(Dataset records)
..............................

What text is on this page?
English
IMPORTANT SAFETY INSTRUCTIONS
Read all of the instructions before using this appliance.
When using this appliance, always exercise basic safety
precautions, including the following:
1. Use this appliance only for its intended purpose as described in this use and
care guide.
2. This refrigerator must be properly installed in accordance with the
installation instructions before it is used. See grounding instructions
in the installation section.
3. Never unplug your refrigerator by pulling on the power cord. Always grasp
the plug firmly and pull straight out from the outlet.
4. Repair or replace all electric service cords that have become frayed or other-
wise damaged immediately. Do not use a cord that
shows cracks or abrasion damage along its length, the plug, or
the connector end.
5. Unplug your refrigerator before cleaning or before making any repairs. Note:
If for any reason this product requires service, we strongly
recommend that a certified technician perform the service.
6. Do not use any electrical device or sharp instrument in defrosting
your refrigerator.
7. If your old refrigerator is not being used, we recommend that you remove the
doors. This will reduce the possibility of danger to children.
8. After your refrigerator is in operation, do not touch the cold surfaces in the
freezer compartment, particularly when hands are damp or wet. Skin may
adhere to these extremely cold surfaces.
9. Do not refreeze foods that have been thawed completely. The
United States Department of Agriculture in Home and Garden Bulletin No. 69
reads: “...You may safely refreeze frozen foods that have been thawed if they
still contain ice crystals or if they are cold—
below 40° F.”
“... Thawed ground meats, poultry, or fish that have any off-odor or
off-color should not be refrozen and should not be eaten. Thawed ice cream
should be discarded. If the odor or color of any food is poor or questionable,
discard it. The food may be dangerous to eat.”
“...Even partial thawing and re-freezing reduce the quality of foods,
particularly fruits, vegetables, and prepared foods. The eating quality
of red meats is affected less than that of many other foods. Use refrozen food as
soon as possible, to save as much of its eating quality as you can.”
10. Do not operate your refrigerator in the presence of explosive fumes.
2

..............................

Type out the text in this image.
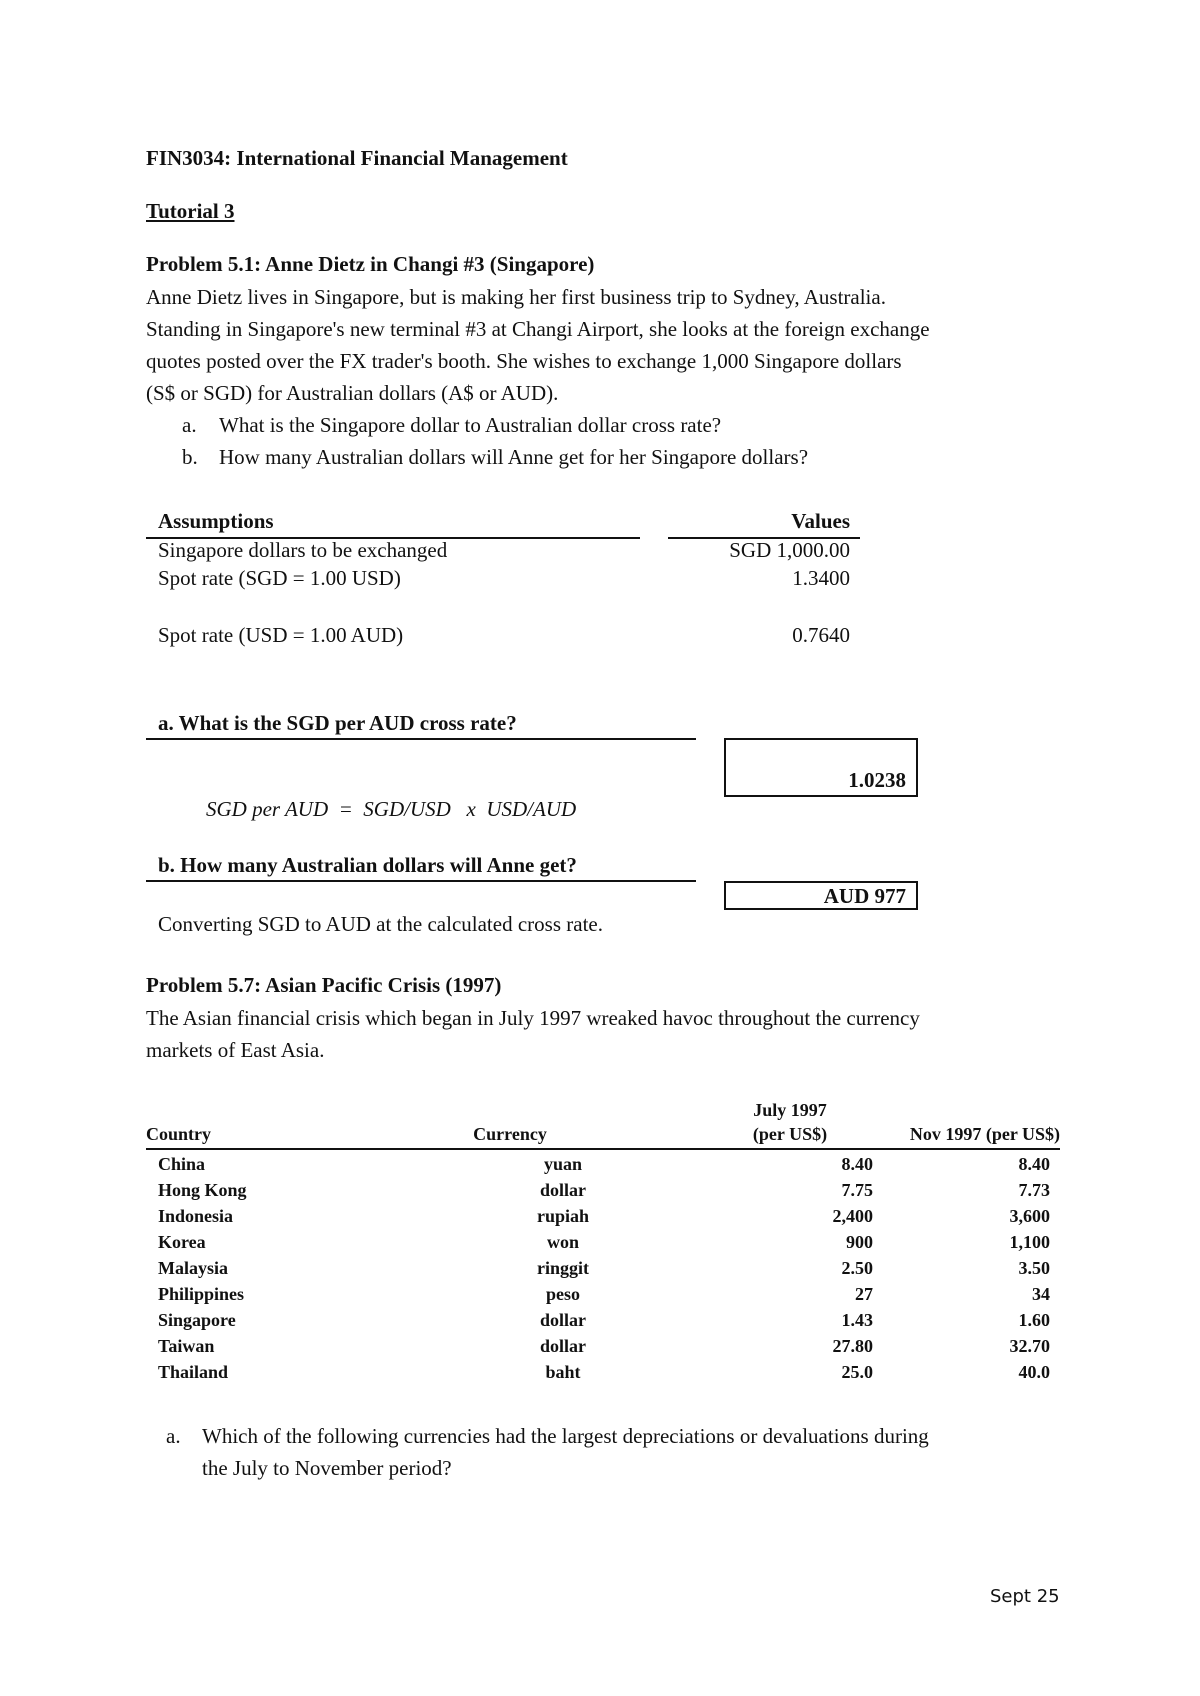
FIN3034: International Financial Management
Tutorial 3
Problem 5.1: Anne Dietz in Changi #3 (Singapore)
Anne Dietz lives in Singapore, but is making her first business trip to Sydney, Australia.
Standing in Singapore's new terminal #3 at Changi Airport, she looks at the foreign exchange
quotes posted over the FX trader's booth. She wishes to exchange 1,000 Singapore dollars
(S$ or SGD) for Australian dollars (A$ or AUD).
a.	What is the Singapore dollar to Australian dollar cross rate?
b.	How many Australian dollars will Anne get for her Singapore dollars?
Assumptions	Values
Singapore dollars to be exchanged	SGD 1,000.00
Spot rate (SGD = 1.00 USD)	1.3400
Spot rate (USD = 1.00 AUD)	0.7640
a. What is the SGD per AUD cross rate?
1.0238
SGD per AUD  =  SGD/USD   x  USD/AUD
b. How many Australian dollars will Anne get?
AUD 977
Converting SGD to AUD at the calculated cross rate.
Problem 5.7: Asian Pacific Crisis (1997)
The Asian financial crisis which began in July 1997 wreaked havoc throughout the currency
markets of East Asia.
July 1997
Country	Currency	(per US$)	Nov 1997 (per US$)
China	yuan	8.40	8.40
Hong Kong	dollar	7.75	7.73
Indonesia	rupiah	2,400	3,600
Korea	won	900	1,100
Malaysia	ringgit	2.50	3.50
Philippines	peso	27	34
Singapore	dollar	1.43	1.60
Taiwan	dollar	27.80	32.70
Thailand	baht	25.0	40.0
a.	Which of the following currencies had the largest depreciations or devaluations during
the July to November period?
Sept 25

..............................

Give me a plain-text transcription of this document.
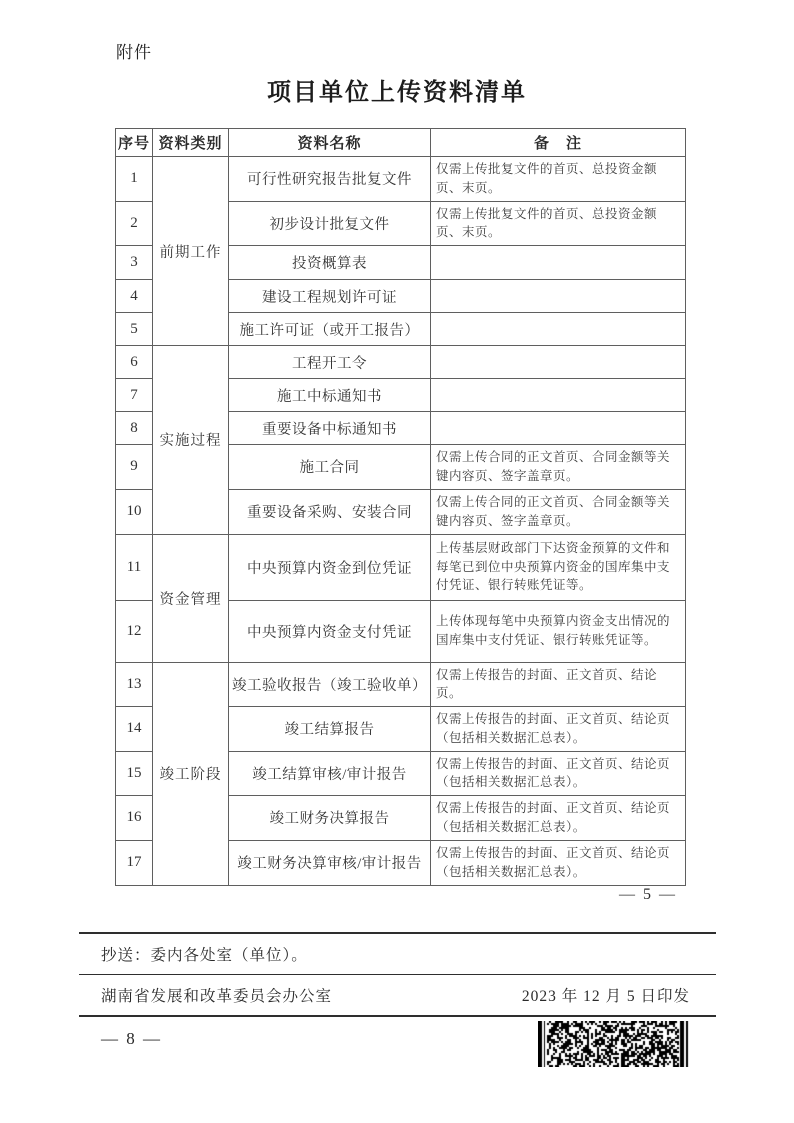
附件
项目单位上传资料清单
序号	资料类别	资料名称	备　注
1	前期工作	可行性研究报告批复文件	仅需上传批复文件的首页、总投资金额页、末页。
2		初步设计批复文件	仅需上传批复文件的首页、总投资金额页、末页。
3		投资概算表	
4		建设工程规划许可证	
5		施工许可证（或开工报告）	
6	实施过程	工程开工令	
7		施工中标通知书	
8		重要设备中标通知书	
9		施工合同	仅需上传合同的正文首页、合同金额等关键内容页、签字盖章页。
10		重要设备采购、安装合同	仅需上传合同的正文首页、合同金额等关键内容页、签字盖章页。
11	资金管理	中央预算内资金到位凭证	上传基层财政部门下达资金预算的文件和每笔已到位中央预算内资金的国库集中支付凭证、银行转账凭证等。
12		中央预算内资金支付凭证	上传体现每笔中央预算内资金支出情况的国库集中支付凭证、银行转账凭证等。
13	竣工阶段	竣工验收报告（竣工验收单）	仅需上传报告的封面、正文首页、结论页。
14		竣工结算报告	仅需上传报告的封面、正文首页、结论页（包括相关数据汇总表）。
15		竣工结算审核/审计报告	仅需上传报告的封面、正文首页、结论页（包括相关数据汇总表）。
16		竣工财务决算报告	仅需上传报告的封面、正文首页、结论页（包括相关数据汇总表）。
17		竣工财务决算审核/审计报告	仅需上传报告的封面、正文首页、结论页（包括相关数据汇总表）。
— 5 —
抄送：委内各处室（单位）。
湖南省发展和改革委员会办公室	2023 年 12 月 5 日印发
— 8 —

..............................

THE TASK: Scan the material above. Copy each line where "surfaces" occurs.

TASK RESULT:
8. After your refrigerator is in operation, do not touch the cold surfaces in the
adhere to these extremely cold surfaces.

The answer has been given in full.